>> begin
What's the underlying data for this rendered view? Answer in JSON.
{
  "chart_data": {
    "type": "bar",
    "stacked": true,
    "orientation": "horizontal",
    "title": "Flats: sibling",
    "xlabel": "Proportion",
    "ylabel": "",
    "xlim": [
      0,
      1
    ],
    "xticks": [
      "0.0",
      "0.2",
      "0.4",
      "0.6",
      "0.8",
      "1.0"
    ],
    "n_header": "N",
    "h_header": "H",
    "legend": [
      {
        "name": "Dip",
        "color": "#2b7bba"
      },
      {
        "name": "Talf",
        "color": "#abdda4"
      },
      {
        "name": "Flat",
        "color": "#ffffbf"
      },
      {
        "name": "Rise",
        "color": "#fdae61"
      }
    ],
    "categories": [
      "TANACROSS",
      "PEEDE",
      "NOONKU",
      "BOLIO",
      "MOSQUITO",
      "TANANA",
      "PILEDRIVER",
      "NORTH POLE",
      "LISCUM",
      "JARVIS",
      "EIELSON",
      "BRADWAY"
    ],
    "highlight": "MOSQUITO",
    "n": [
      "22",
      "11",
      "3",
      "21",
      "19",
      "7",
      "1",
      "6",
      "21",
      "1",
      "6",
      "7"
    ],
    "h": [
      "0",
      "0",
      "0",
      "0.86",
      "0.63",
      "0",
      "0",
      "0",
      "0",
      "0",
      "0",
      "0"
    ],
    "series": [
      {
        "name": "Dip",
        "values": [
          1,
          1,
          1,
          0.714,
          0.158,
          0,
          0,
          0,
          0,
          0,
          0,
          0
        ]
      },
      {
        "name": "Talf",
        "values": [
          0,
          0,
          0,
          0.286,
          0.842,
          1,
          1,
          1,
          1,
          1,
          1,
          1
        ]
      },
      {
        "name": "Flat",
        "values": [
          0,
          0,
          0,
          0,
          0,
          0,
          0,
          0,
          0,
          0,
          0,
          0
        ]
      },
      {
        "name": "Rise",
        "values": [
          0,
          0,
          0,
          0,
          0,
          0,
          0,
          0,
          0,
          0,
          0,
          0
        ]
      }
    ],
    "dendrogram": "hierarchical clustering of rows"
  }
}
>> end
▶ _WHAT YOU WILL DO_: The records above must be repeated exactly, every one of them.

▶ _RESULT OF THIS EXERCISE_:
What's the underlying data for this rendered view? Answer in JSON.
{
  "chart_data": {
    "type": "bar",
    "stacked": true,
    "orientation": "horizontal",
    "title": "Flats: sibling",
    "xlabel": "Proportion",
    "ylabel": "",
    "xlim": [
      0,
      1
    ],
    "xticks": [
      "0.0",
      "0.2",
      "0.4",
      "0.6",
      "0.8",
      "1.0"
    ],
    "n_header": "N",
    "h_header": "H",
    "legend": [
      {
        "name": "Dip",
        "color": "#2b7bba"
      },
      {
        "name": "Talf",
        "color": "#abdda4"
      },
      {
        "name": "Flat",
        "color": "#ffffbf"
      },
      {
        "name": "Rise",
        "color": "#fdae61"
      }
    ],
    "categories": [
      "TANACROSS",
      "PEEDE",
      "NOONKU",
      "BOLIO",
      "MOSQUITO",
      "TANANA",
      "PILEDRIVER",
      "NORTH POLE",
      "LISCUM",
      "JARVIS",
      "EIELSON",
      "BRADWAY"
    ],
    "highlight": "MOSQUITO",
    "n": [
      "22",
      "11",
      "3",
      "21",
      "19",
      "7",
      "1",
      "6",
      "21",
      "1",
      "6",
      "7"
    ],
    "h": [
      "0",
      "0",
      "0",
      "0.86",
      "0.63",
      "0",
      "0",
      "0",
      "0",
      "0",
      "0",
      "0"
    ],
    "series": [
      {
        "name": "Dip",
        "values": [
          1,
          1,
          1,
          0.714,
          0.158,
          0,
          0,
          0,
          0,
          0,
          0,
          0
        ]
      },
      {
        "name": "Talf",
        "values": [
          0,
          0,
          0,
          0.286,
          0.842,
          1,
          1,
          1,
          1,
          1,
          1,
          1
        ]
      },
      {
        "name": "Flat",
        "values": [
          0,
          0,
          0,
          0,
          0,
          0,
          0,
          0,
          0,
          0,
          0,
          0
        ]
      },
      {
        "name": "Rise",
        "values": [
          0,
          0,
          0,
          0,
          0,
          0,
          0,
          0,
          0,
          0,
          0,
          0
        ]
      }
    ],
    "dendrogram": "hierarchical clustering of rows"
  }
}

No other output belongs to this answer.